++++ Dataset entries

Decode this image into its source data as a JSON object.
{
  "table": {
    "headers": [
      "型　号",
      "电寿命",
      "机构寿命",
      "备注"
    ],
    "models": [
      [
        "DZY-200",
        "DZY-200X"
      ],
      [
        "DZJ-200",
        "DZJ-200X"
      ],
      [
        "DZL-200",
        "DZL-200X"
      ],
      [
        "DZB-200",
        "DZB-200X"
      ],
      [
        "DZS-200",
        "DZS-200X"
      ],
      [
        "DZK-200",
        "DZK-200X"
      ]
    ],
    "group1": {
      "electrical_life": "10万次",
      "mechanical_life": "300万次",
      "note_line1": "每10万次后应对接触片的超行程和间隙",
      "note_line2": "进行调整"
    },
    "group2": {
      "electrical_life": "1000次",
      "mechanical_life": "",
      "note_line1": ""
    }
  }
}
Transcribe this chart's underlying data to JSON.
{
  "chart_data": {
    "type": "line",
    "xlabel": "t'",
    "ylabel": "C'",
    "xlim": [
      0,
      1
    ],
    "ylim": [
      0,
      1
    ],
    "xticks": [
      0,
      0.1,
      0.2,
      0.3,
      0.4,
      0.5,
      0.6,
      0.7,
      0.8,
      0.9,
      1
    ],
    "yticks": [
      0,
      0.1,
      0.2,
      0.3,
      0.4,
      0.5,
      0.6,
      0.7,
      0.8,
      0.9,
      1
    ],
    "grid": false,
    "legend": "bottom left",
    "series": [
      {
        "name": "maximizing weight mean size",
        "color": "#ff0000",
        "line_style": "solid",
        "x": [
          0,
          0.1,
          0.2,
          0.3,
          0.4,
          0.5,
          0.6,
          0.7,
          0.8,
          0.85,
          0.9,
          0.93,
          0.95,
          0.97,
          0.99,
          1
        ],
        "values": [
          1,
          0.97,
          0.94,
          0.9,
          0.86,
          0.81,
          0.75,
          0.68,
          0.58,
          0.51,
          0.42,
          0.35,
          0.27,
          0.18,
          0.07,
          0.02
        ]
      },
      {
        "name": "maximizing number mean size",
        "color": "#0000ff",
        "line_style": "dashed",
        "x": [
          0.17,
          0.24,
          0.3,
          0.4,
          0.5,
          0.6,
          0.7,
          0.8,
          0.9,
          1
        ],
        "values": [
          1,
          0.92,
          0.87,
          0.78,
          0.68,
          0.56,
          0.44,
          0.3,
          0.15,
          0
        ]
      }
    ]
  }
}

++++++++

# Work required
Print again each line of the listing above, exactly as it appears.

# Result for this task
Decode this image into its source data as a JSON object.
{
  "table": {
    "headers": [
      "型　号",
      "电寿命",
      "机构寿命",
      "备注"
    ],
    "models": [
      [
        "DZY-200",
        "DZY-200X"
      ],
      [
        "DZJ-200",
        "DZJ-200X"
      ],
      [
        "DZL-200",
        "DZL-200X"
      ],
      [
        "DZB-200",
        "DZB-200X"
      ],
      [
        "DZS-200",
        "DZS-200X"
      ],
      [
        "DZK-200",
        "DZK-200X"
      ]
    ],
    "group1": {
      "electrical_life": "10万次",
      "mechanical_life": "300万次",
      "note_line1": "每10万次后应对接触片的超行程和间隙",
      "note_line2": "进行调整"
    },
    "group2": {
      "electrical_life": "1000次",
      "mechanical_life": "",
      "note_line1": ""
    }
  }
}
Transcribe this chart's underlying data to JSON.
{
  "chart_data": {
    "type": "line",
    "xlabel": "t'",
    "ylabel": "C'",
    "xlim": [
      0,
      1
    ],
    "ylim": [
      0,
      1
    ],
    "xticks": [
      0,
      0.1,
      0.2,
      0.3,
      0.4,
      0.5,
      0.6,
      0.7,
      0.8,
      0.9,
      1
    ],
    "yticks": [
      0,
      0.1,
      0.2,
      0.3,
      0.4,
      0.5,
      0.6,
      0.7,
      0.8,
      0.9,
      1
    ],
    "grid": false,
    "legend": "bottom left",
    "series": [
      {
        "name": "maximizing weight mean size",
        "color": "#ff0000",
        "line_style": "solid",
        "x": [
          0,
          0.1,
          0.2,
          0.3,
          0.4,
          0.5,
          0.6,
          0.7,
          0.8,
          0.85,
          0.9,
          0.93,
          0.95,
          0.97,
          0.99,
          1
        ],
        "values": [
          1,
          0.97,
          0.94,
          0.9,
          0.86,
          0.81,
          0.75,
          0.68,
          0.58,
          0.51,
          0.42,
          0.35,
          0.27,
          0.18,
          0.07,
          0.02
        ]
      },
      {
        "name": "maximizing number mean size",
        "color": "#0000ff",
        "line_style": "dashed",
        "x": [
          0.17,
          0.24,
          0.3,
          0.4,
          0.5,
          0.6,
          0.7,
          0.8,
          0.9,
          1
        ],
        "values": [
          1,
          0.92,
          0.87,
          0.78,
          0.68,
          0.56,
          0.44,
          0.3,
          0.15,
          0
        ]
      }
    ]
  }
}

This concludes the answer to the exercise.